Locate each line with the string "ylabel" in the listing below and copy it.

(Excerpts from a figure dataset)
-- -- --

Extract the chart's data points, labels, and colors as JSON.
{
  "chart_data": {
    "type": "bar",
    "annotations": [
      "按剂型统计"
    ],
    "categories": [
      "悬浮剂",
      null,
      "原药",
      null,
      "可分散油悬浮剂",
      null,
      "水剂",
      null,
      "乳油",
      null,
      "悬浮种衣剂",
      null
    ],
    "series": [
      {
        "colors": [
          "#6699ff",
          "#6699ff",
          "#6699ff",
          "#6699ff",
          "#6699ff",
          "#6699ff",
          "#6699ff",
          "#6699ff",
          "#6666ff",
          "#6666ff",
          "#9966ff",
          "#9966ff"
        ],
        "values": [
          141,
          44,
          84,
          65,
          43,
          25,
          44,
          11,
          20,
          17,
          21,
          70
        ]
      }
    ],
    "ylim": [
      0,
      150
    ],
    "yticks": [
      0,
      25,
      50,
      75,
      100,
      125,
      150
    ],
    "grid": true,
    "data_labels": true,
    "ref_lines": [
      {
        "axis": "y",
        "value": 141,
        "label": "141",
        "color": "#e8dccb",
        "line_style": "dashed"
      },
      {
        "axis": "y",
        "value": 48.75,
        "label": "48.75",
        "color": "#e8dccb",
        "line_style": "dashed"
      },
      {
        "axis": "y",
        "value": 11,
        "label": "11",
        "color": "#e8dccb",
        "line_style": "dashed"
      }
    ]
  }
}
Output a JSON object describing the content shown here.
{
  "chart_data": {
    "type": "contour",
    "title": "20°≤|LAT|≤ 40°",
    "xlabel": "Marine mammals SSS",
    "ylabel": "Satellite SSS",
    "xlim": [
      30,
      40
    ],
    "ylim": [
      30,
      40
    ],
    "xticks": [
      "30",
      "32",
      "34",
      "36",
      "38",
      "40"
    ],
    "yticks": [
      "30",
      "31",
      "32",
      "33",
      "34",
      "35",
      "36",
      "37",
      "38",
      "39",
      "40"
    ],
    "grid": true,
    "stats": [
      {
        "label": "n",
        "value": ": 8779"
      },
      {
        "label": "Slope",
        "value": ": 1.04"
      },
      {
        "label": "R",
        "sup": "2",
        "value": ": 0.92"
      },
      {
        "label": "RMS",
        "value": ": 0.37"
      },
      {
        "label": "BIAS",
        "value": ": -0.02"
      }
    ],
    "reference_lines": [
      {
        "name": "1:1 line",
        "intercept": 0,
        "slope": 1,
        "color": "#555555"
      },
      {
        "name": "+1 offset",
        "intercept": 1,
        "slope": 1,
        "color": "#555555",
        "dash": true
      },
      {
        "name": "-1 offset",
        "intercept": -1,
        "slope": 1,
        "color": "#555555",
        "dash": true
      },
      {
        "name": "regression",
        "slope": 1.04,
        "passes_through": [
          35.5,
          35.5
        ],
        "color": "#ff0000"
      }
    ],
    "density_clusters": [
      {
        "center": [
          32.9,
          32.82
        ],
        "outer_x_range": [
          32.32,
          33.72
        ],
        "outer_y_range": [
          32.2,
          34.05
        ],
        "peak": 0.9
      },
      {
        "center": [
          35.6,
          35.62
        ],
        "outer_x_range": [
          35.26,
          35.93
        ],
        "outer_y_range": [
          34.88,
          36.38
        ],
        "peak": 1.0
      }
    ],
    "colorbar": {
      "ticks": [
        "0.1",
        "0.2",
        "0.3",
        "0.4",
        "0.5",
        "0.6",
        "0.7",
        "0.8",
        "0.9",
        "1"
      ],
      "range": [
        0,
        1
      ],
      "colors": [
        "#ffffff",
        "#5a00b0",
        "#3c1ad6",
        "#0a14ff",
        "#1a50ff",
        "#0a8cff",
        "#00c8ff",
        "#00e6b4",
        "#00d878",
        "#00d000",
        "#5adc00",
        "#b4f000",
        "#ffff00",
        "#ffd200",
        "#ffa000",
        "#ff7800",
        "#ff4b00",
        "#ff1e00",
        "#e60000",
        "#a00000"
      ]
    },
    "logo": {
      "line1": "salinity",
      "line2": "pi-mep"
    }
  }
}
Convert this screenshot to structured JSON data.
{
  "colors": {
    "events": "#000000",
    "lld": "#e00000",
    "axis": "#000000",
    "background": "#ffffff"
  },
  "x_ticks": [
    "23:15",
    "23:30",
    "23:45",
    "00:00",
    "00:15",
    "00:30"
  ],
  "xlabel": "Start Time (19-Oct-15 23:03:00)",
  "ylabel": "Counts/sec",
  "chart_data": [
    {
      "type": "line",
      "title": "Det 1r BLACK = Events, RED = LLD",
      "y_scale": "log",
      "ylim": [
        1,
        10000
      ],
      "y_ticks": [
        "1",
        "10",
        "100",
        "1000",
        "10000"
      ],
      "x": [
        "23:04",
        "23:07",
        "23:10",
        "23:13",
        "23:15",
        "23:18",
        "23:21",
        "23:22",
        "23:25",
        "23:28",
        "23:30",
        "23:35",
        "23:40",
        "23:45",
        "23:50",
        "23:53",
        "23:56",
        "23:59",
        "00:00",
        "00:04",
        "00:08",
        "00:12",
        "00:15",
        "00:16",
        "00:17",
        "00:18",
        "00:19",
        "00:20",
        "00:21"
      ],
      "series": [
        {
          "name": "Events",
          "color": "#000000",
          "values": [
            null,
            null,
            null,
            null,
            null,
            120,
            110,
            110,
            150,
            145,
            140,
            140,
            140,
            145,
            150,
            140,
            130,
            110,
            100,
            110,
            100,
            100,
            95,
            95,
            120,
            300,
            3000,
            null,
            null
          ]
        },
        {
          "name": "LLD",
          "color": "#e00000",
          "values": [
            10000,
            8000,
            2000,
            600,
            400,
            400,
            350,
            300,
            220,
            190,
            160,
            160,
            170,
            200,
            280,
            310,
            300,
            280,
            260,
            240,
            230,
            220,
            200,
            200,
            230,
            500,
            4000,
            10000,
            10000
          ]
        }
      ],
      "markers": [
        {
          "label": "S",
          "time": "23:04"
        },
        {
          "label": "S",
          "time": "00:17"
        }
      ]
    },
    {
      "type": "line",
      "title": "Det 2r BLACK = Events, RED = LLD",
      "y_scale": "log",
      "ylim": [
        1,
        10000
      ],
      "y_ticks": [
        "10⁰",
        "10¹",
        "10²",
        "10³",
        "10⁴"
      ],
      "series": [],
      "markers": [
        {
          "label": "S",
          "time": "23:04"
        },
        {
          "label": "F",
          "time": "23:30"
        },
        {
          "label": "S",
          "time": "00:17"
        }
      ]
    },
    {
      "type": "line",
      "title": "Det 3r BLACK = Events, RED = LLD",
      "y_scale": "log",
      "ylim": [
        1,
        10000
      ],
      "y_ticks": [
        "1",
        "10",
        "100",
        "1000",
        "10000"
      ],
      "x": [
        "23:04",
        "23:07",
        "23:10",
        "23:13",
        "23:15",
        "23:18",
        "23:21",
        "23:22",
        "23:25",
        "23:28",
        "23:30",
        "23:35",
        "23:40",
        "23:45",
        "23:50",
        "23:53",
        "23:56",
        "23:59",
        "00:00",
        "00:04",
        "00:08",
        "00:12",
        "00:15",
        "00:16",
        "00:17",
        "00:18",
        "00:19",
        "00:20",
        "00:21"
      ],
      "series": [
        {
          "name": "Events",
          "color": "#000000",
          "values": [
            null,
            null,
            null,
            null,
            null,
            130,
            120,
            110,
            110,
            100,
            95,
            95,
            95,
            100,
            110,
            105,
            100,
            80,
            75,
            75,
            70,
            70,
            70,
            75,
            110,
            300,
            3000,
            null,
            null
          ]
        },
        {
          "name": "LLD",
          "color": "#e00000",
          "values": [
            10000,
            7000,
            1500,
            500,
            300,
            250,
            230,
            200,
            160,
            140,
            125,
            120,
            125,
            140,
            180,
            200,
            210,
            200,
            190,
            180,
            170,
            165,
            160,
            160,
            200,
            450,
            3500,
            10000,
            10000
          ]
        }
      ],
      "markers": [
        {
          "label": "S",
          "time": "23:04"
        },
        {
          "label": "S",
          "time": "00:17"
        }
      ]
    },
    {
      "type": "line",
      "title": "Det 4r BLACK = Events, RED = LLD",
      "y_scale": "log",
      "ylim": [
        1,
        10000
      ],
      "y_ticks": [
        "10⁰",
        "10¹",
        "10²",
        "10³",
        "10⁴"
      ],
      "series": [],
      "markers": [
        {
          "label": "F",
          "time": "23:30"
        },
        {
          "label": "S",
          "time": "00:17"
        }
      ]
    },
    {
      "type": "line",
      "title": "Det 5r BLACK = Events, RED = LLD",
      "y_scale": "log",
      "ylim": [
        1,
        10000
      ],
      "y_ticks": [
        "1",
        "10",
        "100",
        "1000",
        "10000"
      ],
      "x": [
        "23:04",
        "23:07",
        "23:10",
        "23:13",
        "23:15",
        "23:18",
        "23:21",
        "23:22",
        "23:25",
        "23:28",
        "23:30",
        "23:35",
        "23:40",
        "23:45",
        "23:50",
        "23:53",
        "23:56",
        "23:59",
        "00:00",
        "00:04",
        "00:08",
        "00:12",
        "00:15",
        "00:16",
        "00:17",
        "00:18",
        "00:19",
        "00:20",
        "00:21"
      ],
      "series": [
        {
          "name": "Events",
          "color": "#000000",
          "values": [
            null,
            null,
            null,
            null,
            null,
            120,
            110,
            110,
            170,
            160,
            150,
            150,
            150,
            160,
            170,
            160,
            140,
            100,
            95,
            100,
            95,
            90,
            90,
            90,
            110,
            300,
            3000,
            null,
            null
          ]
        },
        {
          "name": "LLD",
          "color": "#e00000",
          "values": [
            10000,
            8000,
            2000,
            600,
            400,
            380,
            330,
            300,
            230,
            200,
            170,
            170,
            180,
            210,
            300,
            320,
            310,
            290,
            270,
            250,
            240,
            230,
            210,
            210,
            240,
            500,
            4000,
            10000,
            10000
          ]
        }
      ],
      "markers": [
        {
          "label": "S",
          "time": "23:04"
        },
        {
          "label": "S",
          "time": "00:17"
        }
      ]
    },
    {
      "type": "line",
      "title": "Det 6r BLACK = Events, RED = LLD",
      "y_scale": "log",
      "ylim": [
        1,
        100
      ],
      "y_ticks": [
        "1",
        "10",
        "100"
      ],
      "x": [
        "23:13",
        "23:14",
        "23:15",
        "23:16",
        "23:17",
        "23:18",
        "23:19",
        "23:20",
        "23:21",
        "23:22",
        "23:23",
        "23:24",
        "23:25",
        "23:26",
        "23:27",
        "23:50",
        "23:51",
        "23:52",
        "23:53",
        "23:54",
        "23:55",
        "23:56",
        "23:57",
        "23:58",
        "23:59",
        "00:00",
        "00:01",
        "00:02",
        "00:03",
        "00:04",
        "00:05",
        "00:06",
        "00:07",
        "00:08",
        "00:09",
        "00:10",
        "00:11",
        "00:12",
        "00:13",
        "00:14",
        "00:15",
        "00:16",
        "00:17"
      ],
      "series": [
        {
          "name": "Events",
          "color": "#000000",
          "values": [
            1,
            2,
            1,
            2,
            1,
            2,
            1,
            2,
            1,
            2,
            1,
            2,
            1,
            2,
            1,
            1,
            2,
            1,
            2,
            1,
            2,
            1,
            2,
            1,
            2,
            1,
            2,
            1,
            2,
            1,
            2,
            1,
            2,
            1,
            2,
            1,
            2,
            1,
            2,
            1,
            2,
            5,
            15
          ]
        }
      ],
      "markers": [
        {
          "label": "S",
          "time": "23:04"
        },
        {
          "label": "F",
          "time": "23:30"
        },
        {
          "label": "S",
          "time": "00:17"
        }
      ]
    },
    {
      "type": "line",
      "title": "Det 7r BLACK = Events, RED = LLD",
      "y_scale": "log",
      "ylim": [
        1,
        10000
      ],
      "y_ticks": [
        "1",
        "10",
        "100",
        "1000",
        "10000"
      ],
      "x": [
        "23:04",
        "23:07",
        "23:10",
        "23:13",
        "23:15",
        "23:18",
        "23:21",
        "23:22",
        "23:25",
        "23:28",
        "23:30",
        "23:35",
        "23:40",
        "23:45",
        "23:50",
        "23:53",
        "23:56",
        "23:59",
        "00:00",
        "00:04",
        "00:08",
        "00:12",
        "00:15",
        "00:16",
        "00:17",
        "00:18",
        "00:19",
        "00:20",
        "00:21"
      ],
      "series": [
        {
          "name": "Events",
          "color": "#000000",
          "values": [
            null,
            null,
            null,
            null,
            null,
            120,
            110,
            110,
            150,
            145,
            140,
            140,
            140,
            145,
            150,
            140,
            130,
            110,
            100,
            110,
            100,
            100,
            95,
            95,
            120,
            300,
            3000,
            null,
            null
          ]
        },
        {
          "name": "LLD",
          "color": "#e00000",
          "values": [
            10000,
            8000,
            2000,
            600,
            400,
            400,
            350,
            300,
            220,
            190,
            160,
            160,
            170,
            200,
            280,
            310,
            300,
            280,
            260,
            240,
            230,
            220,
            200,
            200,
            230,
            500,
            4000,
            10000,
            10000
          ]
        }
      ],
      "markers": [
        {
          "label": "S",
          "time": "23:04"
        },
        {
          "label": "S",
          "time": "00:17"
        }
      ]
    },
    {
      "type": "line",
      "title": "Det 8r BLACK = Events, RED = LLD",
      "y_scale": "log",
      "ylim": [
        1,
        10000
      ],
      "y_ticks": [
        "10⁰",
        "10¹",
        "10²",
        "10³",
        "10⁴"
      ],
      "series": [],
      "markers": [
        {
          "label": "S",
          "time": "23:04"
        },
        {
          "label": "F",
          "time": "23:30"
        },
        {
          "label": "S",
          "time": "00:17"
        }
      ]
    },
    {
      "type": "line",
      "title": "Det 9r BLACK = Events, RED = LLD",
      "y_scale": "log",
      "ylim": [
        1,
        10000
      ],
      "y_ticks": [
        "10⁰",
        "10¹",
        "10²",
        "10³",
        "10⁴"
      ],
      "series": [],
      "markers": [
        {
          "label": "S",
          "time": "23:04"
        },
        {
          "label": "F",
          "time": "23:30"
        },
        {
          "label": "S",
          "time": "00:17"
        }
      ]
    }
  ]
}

-- -- --

## Expected answer
    "ylabel": "Satellite SSS",
  "ylabel": "Counts/sec",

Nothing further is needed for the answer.